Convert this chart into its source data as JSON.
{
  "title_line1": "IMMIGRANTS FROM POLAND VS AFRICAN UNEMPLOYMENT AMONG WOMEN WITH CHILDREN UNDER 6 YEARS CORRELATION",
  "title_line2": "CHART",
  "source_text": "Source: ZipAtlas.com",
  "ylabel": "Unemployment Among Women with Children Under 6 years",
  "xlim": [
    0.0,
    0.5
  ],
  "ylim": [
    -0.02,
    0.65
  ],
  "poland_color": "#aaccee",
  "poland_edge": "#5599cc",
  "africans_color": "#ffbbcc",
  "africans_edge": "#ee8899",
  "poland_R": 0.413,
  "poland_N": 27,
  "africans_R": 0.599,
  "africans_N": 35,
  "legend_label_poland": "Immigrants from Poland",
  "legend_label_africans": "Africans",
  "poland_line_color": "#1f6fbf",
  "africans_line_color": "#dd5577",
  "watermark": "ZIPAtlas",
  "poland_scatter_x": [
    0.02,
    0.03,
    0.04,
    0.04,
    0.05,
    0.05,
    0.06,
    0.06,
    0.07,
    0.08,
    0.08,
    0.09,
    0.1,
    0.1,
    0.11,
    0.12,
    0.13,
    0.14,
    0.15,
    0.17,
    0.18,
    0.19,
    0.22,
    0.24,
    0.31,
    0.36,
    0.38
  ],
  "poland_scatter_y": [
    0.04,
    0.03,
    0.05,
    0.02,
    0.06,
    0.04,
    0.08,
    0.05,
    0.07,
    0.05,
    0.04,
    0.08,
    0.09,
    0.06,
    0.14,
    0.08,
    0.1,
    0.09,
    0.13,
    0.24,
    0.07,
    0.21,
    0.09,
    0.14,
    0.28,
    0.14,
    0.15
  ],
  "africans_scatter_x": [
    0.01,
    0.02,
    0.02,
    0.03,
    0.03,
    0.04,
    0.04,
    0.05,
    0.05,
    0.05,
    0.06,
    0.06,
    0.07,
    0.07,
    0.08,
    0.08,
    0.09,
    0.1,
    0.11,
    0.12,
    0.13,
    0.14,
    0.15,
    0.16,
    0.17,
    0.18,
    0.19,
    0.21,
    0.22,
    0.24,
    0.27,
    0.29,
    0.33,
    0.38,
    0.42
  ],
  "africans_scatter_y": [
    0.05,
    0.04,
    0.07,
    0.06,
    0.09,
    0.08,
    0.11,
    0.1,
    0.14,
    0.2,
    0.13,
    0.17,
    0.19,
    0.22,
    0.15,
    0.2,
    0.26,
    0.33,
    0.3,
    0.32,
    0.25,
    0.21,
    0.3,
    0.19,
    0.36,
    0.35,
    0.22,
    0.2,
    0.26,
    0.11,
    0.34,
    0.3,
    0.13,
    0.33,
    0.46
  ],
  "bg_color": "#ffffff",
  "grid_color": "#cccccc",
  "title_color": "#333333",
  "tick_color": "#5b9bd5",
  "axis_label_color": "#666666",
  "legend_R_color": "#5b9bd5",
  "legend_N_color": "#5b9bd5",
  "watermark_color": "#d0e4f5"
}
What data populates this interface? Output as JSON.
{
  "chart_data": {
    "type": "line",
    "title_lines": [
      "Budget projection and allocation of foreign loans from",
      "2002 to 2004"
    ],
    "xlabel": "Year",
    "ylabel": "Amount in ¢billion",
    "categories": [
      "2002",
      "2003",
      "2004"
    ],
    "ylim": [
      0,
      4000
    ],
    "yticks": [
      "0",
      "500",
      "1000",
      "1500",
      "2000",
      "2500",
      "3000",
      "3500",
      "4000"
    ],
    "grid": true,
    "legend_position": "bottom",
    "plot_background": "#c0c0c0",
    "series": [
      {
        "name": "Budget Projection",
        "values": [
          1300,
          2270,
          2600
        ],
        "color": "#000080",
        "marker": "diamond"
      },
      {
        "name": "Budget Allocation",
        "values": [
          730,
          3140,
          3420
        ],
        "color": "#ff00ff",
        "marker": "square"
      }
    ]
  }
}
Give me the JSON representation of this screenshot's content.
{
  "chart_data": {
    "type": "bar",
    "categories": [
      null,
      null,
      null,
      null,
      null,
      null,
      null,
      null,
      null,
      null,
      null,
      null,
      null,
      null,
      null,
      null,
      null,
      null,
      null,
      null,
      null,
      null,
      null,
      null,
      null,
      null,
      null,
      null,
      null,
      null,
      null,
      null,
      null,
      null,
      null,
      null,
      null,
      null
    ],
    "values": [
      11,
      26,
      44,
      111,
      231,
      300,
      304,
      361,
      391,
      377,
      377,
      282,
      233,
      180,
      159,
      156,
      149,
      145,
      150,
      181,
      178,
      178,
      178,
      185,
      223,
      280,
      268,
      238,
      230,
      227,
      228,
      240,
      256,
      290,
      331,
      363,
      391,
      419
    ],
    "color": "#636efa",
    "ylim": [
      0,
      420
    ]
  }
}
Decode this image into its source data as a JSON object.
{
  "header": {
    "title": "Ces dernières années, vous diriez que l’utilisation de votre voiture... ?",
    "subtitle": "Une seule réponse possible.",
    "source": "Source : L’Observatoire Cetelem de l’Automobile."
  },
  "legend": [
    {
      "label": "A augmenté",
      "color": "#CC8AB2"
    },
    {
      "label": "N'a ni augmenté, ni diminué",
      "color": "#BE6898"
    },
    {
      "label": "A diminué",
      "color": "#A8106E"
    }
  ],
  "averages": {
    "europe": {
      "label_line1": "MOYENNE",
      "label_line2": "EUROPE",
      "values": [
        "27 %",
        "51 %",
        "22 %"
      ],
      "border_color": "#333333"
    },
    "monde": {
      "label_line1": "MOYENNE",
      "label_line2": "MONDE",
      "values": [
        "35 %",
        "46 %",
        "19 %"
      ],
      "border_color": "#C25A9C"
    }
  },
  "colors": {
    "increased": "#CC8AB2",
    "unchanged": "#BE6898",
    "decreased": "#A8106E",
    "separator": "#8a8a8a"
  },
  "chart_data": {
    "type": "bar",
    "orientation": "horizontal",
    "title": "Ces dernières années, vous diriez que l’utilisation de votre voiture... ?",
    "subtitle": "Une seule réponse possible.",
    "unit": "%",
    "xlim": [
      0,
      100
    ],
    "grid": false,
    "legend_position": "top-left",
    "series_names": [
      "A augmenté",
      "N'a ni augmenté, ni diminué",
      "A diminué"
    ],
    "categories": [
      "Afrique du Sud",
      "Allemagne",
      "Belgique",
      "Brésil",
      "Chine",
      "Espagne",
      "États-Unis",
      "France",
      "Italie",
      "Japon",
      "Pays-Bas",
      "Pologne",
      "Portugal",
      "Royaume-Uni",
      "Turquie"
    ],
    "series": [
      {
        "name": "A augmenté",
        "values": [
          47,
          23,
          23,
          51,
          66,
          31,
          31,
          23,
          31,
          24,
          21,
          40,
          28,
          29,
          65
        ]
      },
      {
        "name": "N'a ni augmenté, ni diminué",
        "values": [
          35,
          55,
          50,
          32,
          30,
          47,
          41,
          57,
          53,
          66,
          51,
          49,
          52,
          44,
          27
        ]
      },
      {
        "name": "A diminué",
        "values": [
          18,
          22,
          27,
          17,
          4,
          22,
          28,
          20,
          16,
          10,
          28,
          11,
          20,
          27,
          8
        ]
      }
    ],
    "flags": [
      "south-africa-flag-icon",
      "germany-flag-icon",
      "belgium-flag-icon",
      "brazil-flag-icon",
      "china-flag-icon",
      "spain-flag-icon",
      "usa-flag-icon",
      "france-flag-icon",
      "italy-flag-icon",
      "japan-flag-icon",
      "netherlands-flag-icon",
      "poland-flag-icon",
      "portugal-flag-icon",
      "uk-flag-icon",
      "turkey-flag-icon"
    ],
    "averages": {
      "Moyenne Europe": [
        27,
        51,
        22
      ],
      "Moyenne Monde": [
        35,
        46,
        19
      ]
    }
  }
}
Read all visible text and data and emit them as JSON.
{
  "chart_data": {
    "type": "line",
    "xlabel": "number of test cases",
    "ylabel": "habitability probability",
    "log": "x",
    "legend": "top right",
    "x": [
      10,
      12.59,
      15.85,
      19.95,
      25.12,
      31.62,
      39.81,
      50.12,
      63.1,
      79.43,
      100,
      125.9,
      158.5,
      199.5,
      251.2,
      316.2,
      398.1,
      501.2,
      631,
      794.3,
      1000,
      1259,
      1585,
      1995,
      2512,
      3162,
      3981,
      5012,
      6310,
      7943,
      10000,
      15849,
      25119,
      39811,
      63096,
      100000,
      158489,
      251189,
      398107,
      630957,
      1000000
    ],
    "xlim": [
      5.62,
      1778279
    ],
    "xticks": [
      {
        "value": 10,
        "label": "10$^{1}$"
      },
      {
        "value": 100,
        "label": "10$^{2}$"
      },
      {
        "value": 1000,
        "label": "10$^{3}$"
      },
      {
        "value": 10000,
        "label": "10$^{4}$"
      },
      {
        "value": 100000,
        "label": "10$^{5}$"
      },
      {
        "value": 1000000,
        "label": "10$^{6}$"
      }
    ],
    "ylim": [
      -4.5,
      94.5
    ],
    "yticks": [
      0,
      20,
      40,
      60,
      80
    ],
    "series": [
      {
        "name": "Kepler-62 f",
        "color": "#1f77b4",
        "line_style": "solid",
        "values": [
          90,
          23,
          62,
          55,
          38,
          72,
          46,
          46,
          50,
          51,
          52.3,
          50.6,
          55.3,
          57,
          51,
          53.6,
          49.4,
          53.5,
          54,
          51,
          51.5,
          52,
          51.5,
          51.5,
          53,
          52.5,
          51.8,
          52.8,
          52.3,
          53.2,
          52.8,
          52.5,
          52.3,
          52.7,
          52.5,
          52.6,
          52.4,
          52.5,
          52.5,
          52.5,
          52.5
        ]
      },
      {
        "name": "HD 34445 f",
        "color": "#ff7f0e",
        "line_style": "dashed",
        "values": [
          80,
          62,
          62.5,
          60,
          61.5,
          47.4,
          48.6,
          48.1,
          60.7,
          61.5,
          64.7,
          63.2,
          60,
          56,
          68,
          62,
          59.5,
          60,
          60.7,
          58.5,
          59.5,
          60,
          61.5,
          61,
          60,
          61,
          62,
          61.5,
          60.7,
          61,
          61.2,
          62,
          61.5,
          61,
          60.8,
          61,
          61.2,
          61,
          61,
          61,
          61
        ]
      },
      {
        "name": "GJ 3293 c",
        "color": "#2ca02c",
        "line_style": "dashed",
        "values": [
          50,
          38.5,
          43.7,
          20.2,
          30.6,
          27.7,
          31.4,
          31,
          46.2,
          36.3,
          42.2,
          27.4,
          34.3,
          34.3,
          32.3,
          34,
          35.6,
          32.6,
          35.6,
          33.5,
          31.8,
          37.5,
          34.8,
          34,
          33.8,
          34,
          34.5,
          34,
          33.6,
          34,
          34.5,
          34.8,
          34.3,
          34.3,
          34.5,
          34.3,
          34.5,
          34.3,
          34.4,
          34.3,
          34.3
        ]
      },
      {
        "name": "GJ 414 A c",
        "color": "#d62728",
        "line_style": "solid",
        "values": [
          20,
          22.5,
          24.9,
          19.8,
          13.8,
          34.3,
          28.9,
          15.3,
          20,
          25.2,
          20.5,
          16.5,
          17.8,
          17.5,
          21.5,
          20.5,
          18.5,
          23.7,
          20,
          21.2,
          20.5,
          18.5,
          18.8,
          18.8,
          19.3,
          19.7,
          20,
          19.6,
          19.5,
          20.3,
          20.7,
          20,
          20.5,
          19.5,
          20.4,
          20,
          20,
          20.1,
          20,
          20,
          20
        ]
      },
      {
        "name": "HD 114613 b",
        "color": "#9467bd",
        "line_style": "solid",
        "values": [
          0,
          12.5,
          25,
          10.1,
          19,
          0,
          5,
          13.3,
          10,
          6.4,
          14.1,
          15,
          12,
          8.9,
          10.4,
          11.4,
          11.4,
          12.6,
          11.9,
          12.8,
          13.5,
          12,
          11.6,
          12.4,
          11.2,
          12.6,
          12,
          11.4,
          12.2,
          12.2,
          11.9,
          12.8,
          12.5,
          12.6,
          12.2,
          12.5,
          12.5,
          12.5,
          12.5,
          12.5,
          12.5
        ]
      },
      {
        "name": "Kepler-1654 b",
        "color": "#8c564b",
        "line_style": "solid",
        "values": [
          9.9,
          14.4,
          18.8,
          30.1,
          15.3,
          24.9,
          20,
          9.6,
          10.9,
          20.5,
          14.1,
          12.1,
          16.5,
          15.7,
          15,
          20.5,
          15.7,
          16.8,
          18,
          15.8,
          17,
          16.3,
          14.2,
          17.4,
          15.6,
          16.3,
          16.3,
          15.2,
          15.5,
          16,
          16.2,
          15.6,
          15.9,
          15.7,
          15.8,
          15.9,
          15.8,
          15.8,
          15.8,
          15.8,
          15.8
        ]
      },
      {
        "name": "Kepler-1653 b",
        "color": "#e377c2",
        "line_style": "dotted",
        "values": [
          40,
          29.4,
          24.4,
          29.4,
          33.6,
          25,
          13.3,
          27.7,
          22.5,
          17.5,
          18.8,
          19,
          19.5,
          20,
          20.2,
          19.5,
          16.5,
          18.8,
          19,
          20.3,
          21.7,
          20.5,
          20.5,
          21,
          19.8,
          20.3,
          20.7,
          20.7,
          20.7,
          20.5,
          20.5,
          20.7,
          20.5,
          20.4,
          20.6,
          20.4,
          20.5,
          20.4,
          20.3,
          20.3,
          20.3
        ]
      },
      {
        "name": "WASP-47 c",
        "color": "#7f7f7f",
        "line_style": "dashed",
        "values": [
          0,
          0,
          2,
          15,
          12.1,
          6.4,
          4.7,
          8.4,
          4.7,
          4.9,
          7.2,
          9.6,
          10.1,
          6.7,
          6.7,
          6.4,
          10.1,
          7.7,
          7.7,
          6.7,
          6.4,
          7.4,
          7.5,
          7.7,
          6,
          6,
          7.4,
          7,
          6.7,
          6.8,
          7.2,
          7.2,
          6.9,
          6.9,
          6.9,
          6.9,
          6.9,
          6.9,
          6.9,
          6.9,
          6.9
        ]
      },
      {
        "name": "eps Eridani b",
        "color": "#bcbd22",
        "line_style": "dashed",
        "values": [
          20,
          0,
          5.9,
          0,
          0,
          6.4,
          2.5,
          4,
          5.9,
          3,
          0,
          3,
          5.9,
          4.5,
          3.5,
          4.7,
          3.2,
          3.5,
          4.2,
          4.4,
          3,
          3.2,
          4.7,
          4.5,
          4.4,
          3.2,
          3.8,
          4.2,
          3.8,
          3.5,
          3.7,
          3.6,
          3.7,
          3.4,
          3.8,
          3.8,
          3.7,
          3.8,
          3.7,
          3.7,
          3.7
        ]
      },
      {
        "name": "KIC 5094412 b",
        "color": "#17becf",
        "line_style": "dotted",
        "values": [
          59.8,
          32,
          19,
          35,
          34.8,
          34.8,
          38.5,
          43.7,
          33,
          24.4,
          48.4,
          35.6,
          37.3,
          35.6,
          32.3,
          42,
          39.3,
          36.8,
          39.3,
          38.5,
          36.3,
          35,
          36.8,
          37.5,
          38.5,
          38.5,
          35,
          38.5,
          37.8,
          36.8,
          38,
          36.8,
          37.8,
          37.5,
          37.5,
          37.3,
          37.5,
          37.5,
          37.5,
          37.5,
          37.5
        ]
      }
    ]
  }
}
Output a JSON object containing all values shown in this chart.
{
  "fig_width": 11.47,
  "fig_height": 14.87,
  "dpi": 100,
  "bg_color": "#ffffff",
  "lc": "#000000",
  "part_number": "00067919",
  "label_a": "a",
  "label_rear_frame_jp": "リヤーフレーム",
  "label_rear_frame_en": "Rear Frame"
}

= = =

### Aim
Find the lines of the material that hold the word "into" and report their count alone.

### Task response
2